- EXERCISE INPUT:
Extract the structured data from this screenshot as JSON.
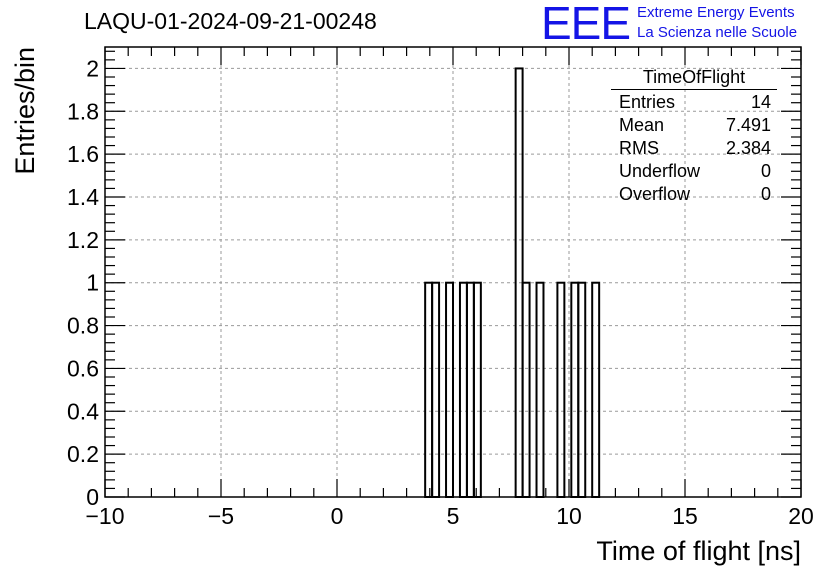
{
  "header": {
    "title": "LAQU-01-2024-09-21-00248",
    "logo_mark": "EEE",
    "logo_line1": "Extreme Energy Events",
    "logo_line2": "La Scienza nelle Scuole",
    "logo_color": "#1414e6"
  },
  "stats_box": {
    "title": "TimeOfFlight",
    "rows": [
      {
        "label": "Entries",
        "value": "14"
      },
      {
        "label": "Mean",
        "value": "7.491"
      },
      {
        "label": "RMS",
        "value": "2.384"
      },
      {
        "label": "Underflow",
        "value": "0"
      },
      {
        "label": "Overflow",
        "value": "0"
      }
    ]
  },
  "chart_data": {
    "type": "bar",
    "style": "step-histogram",
    "xlabel": "Time of flight [ns]",
    "ylabel": "Entries/bin",
    "xlim": [
      -10,
      20
    ],
    "ylim": [
      0,
      2.1
    ],
    "grid": true,
    "x_ticks": [
      -10,
      -5,
      0,
      5,
      10,
      15,
      20
    ],
    "x_tick_labels": [
      "−10",
      "−5",
      "0",
      "5",
      "10",
      "15",
      "20"
    ],
    "y_ticks": [
      0,
      0.2,
      0.4,
      0.6,
      0.8,
      1,
      1.2,
      1.4,
      1.6,
      1.8,
      2
    ],
    "y_tick_labels": [
      "0",
      "0.2",
      "0.4",
      "0.6",
      "0.8",
      "1",
      "1.2",
      "1.4",
      "1.6",
      "1.8",
      "2"
    ],
    "bin_width": 0.3,
    "bins": [
      {
        "x0": 3.8,
        "value": 1
      },
      {
        "x0": 4.1,
        "value": 1
      },
      {
        "x0": 4.7,
        "value": 1
      },
      {
        "x0": 5.3,
        "value": 1
      },
      {
        "x0": 5.6,
        "value": 1
      },
      {
        "x0": 5.9,
        "value": 1
      },
      {
        "x0": 7.7,
        "value": 2
      },
      {
        "x0": 8.0,
        "value": 1
      },
      {
        "x0": 8.6,
        "value": 1
      },
      {
        "x0": 9.5,
        "value": 1
      },
      {
        "x0": 10.1,
        "value": 1
      },
      {
        "x0": 10.4,
        "value": 1
      },
      {
        "x0": 11.0,
        "value": 1
      }
    ],
    "line_color": "#000000"
  }
}
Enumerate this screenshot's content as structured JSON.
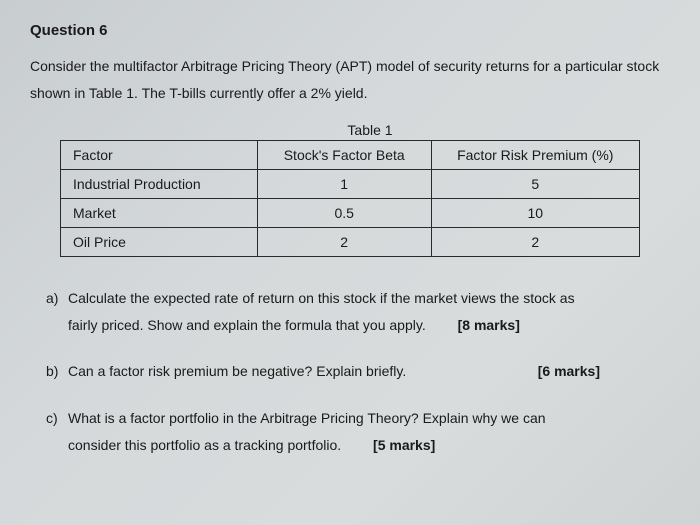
{
  "question": {
    "header": "Question 6",
    "intro": "Consider the multifactor Arbitrage Pricing Theory (APT) model of security returns for a particular stock shown in Table 1. The T-bills currently offer a 2% yield."
  },
  "table": {
    "title": "Table 1",
    "headers": {
      "factor": "Factor",
      "beta": "Stock's Factor Beta",
      "premium": "Factor Risk Premium (%)"
    },
    "rows": [
      {
        "factor": "Industrial Production",
        "beta": "1",
        "premium": "5"
      },
      {
        "factor": "Market",
        "beta": "0.5",
        "premium": "10"
      },
      {
        "factor": "Oil Price",
        "beta": "2",
        "premium": "2"
      }
    ]
  },
  "parts": {
    "a": {
      "label": "a)",
      "text1": "Calculate the expected rate of return on this stock if the market views the stock as",
      "text2": "fairly priced. Show and explain the formula that you apply.",
      "marks": "[8 marks]"
    },
    "b": {
      "label": "b)",
      "text": "Can a factor risk premium be negative? Explain briefly.",
      "marks": "[6 marks]"
    },
    "c": {
      "label": "c)",
      "text1": "What is a factor portfolio in the Arbitrage Pricing Theory? Explain why we can",
      "text2": "consider this portfolio as a tracking portfolio.",
      "marks": "[5 marks]"
    }
  }
}
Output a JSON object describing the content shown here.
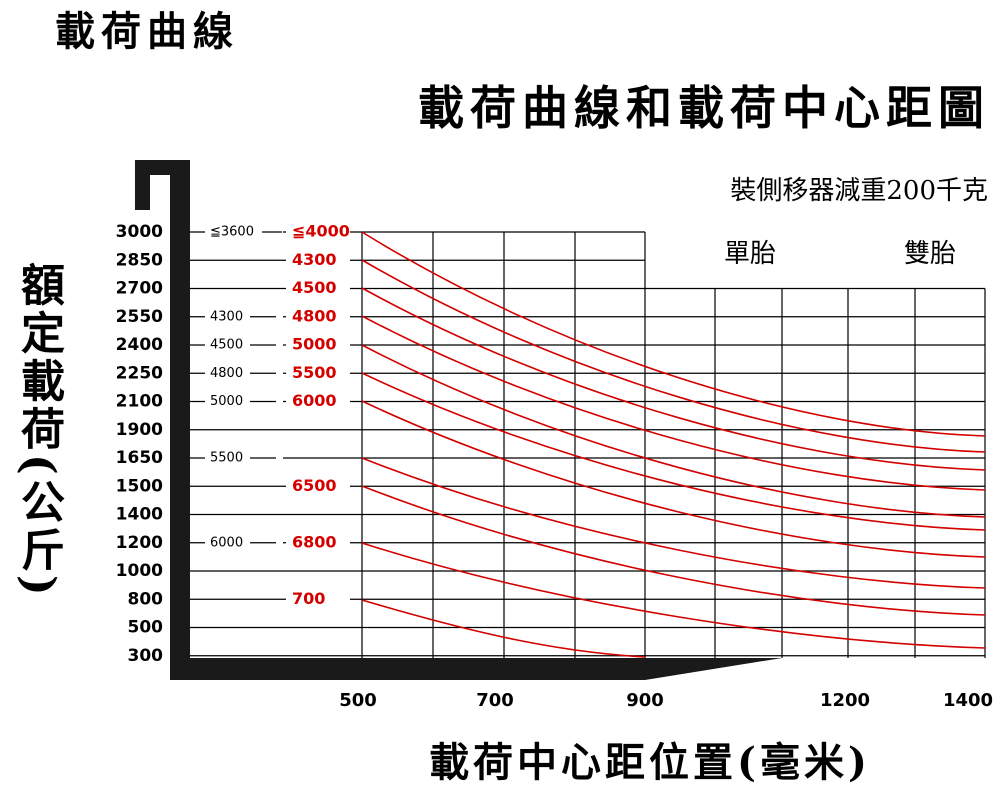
{
  "header": {
    "title": "載荷曲線",
    "main_title": "載荷曲線和載荷中心距圖",
    "note": "裝側移器減重200千克"
  },
  "tires": [
    "單胎",
    "雙胎"
  ],
  "y_axis": {
    "title": "額定載荷(公斤)",
    "rows": [
      {
        "load": "3000",
        "left": "≦3600",
        "red": "≦4000"
      },
      {
        "load": "2850",
        "red": "4300"
      },
      {
        "load": "2700",
        "red": "4500"
      },
      {
        "load": "2550",
        "left": "4300",
        "red": "4800"
      },
      {
        "load": "2400",
        "left": "4500",
        "red": "5000"
      },
      {
        "load": "2250",
        "left": "4800",
        "red": "5500"
      },
      {
        "load": "2100",
        "left": "5000",
        "red": "6000"
      },
      {
        "load": "1900"
      },
      {
        "load": "1650",
        "left": "5500"
      },
      {
        "load": "1500",
        "red": "6500"
      },
      {
        "load": "1400"
      },
      {
        "load": "1200",
        "left": "6000",
        "red": "6800"
      },
      {
        "load": "1000"
      },
      {
        "load": "800",
        "red": "700"
      },
      {
        "load": "500"
      },
      {
        "load": "300"
      }
    ]
  },
  "x_axis": {
    "title": "載荷中心距位置(毫米)",
    "labels": [
      "500",
      "700",
      "900",
      "1200",
      "1400"
    ]
  }
}
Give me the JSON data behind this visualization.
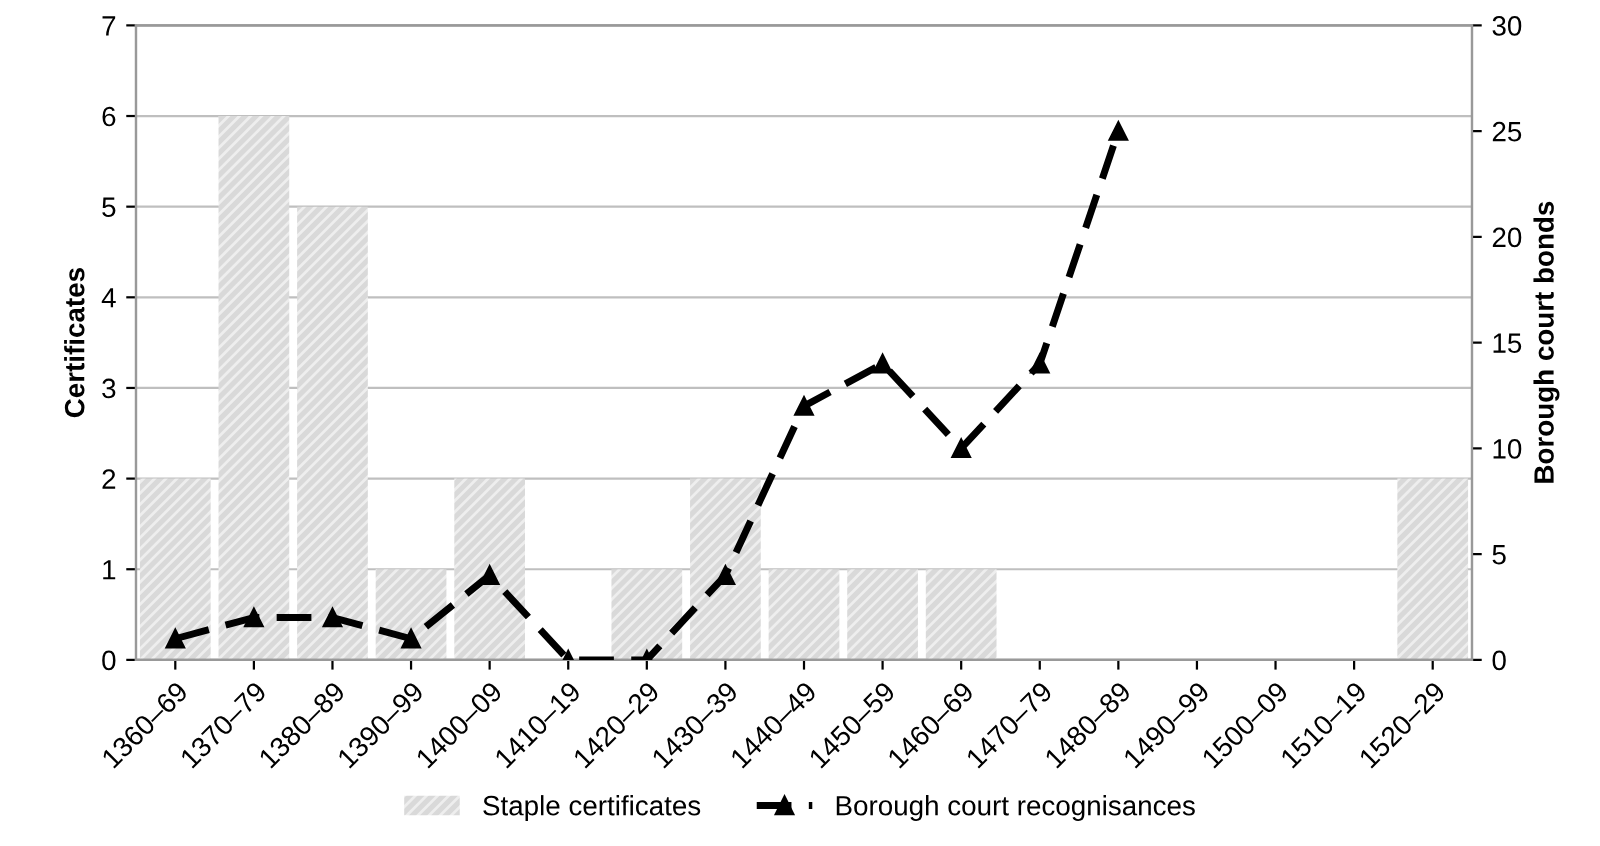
{
  "chart_data": {
    "type": "bar",
    "ylabel": "Certificates",
    "y2label": "Borough court bonds",
    "categories": [
      "1360–69",
      "1370–79",
      "1380–89",
      "1390–99",
      "1400–09",
      "1410–19",
      "1420–29",
      "1430–39",
      "1440–49",
      "1450–59",
      "1460–69",
      "1470–79",
      "1480–89",
      "1490–99",
      "1500–09",
      "1510–19",
      "1520–29"
    ],
    "series": [
      {
        "name": "Staple certificates",
        "color": "#d9d9d9",
        "values": [
          2,
          6,
          5,
          1,
          2,
          0,
          1,
          2,
          1,
          1,
          1,
          0,
          0,
          0,
          0,
          0,
          2
        ]
      },
      {
        "name": "Borough court recognisances",
        "type": "line",
        "axis": "y2",
        "color": "#000000",
        "marker": "triangle",
        "line_style": "dashed",
        "values": [
          1,
          2,
          2,
          1,
          4,
          0,
          0,
          4,
          12,
          14,
          10,
          14,
          25,
          null,
          null,
          null,
          null
        ]
      }
    ],
    "ylim": [
      0,
      7
    ],
    "yticks": [
      0,
      1,
      2,
      3,
      4,
      5,
      6,
      7
    ],
    "y2lim": [
      0,
      30
    ],
    "y2ticks": [
      0,
      5,
      10,
      15,
      20,
      25,
      30
    ],
    "grid": "y",
    "legend": "bottom"
  }
}
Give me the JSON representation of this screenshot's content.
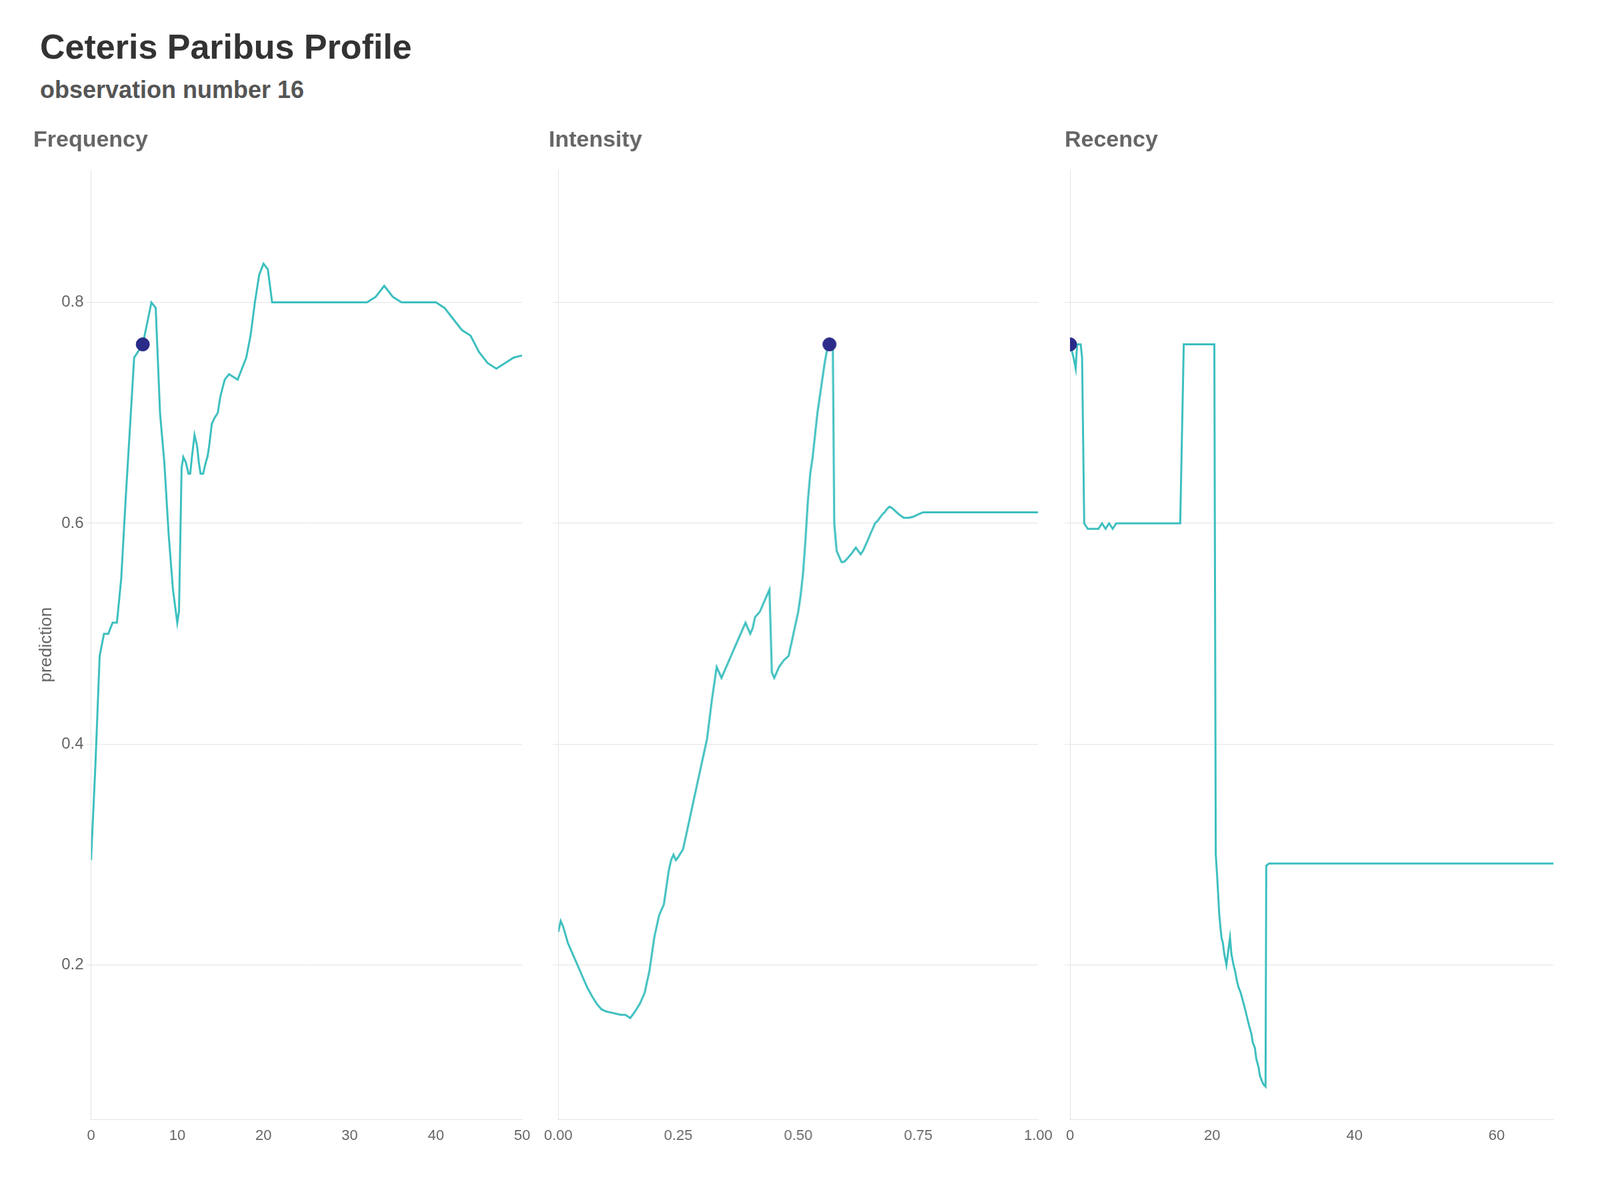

- PROBLEM DETAILS:
All the lines above are to be reproduced exactly, except the pictures.

- SOLVED EXERCISE:
Extract the structured data from this screenshot as JSON.
{
  "header": {
    "title": "LAQU-01-2024-09-21-00248",
    "logo_mark": "EEE",
    "logo_line1": "Extreme Energy Events",
    "logo_line2": "La Scienza nelle Scuole",
    "logo_color": "#1414e6"
  },
  "stats_box": {
    "title": "TimeOfFlight",
    "rows": [
      {
        "label": "Entries",
        "value": "14"
      },
      {
        "label": "Mean",
        "value": "7.491"
      },
      {
        "label": "RMS",
        "value": "2.384"
      },
      {
        "label": "Underflow",
        "value": "0"
      },
      {
        "label": "Overflow",
        "value": "0"
      }
    ]
  },
  "chart_data": {
    "type": "bar",
    "style": "step-histogram",
    "xlabel": "Time of flight [ns]",
    "ylabel": "Entries/bin",
    "xlim": [
      -10,
      20
    ],
    "ylim": [
      0,
      2.1
    ],
    "grid": true,
    "x_ticks": [
      -10,
      -5,
      0,
      5,
      10,
      15,
      20
    ],
    "x_tick_labels": [
      "−10",
      "−5",
      "0",
      "5",
      "10",
      "15",
      "20"
    ],
    "y_ticks": [
      0,
      0.2,
      0.4,
      0.6,
      0.8,
      1,
      1.2,
      1.4,
      1.6,
      1.8,
      2
    ],
    "y_tick_labels": [
      "0",
      "0.2",
      "0.4",
      "0.6",
      "0.8",
      "1",
      "1.2",
      "1.4",
      "1.6",
      "1.8",
      "2"
    ],
    "bin_width": 0.3,
    "bins": [
      {
        "x0": 3.8,
        "value": 1
      },
      {
        "x0": 4.1,
        "value": 1
      },
      {
        "x0": 4.7,
        "value": 1
      },
      {
        "x0": 5.3,
        "value": 1
      },
      {
        "x0": 5.6,
        "value": 1
      },
      {
        "x0": 5.9,
        "value": 1
      },
      {
        "x0": 7.7,
        "value": 2
      },
      {
        "x0": 8.0,
        "value": 1
      },
      {
        "x0": 8.6,
        "value": 1
      },
      {
        "x0": 9.5,
        "value": 1
      },
      {
        "x0": 10.1,
        "value": 1
      },
      {
        "x0": 10.4,
        "value": 1
      },
      {
        "x0": 11.0,
        "value": 1
      }
    ],
    "line_color": "#000000"
  }
}
Enumerate this screenshot's content as structured JSON.
{
  "question": {
    "header": "Question 6",
    "intro": "Consider the multifactor Arbitrage Pricing Theory (APT) model of security returns for a particular stock shown in Table 1. The T-bills currently offer a 2% yield."
  },
  "table": {
    "title": "Table 1",
    "headers": {
      "factor": "Factor",
      "beta": "Stock's Factor Beta",
      "premium": "Factor Risk Premium (%)"
    },
    "rows": [
      {
        "factor": "Industrial Production",
        "beta": "1",
        "premium": "5"
      },
      {
        "factor": "Market",
        "beta": "0.5",
        "premium": "10"
      },
      {
        "factor": "Oil Price",
        "beta": "2",
        "premium": "2"
      }
    ]
  },
  "parts": {
    "a": {
      "label": "a)",
      "text1": "Calculate the expected rate of return on this stock if the market views the stock as",
      "text2": "fairly priced. Show and explain the formula that you apply.",
      "marks": "[8 marks]"
    },
    "b": {
      "label": "b)",
      "text": "Can a factor risk premium be negative? Explain briefly.",
      "marks": "[6 marks]"
    },
    "c": {
      "label": "c)",
      "text1": "What is a factor portfolio in the Arbitrage Pricing Theory? Explain why we can",
      "text2": "consider this portfolio as a tracking portfolio.",
      "marks": "[5 marks]"
    }
  }
}
Output a JSON object describing the content shown here.
{
  "header": {
    "title": "載荷曲線",
    "main_title": "載荷曲線和載荷中心距圖",
    "note": "裝側移器減重200千克"
  },
  "tires": [
    "單胎",
    "雙胎"
  ],
  "y_axis": {
    "title": "額定載荷(公斤)",
    "rows": [
      {
        "load": "3000",
        "left": "≦3600",
        "red": "≦4000"
      },
      {
        "load": "2850",
        "red": "4300"
      },
      {
        "load": "2700",
        "red": "4500"
      },
      {
        "load": "2550",
        "left": "4300",
        "red": "4800"
      },
      {
        "load": "2400",
        "left": "4500",
        "red": "5000"
      },
      {
        "load": "2250",
        "left": "4800",
        "red": "5500"
      },
      {
        "load": "2100",
        "left": "5000",
        "red": "6000"
      },
      {
        "load": "1900"
      },
      {
        "load": "1650",
        "left": "5500"
      },
      {
        "load": "1500",
        "red": "6500"
      },
      {
        "load": "1400"
      },
      {
        "load": "1200",
        "left": "6000",
        "red": "6800"
      },
      {
        "load": "1000"
      },
      {
        "load": "800",
        "red": "700"
      },
      {
        "load": "500"
      },
      {
        "load": "300"
      }
    ]
  },
  "x_axis": {
    "title": "載荷中心距位置(毫米)",
    "labels": [
      "500",
      "700",
      "900",
      "1200",
      "1400"
    ]
  }
}
Give me the JSON data behind this visualization.
{
  "chart_data": {
    "type": "bar",
    "ylabel": "Certificates",
    "y2label": "Borough court bonds",
    "categories": [
      "1360–69",
      "1370–79",
      "1380–89",
      "1390–99",
      "1400–09",
      "1410–19",
      "1420–29",
      "1430–39",
      "1440–49",
      "1450–59",
      "1460–69",
      "1470–79",
      "1480–89",
      "1490–99",
      "1500–09",
      "1510–19",
      "1520–29"
    ],
    "series": [
      {
        "name": "Staple certificates",
        "color": "#d9d9d9",
        "values": [
          2,
          6,
          5,
          1,
          2,
          0,
          1,
          2,
          1,
          1,
          1,
          0,
          0,
          0,
          0,
          0,
          2
        ]
      },
      {
        "name": "Borough court recognisances",
        "type": "line",
        "axis": "y2",
        "color": "#000000",
        "marker": "triangle",
        "line_style": "dashed",
        "values": [
          1,
          2,
          2,
          1,
          4,
          0,
          0,
          4,
          12,
          14,
          10,
          14,
          25,
          null,
          null,
          null,
          null
        ]
      }
    ],
    "ylim": [
      0,
      7
    ],
    "yticks": [
      0,
      1,
      2,
      3,
      4,
      5,
      6,
      7
    ],
    "y2lim": [
      0,
      30
    ],
    "y2ticks": [
      0,
      5,
      10,
      15,
      20,
      25,
      30
    ],
    "grid": "y",
    "legend": "bottom"
  }
}
Give me the JSON representation of this screenshot's content.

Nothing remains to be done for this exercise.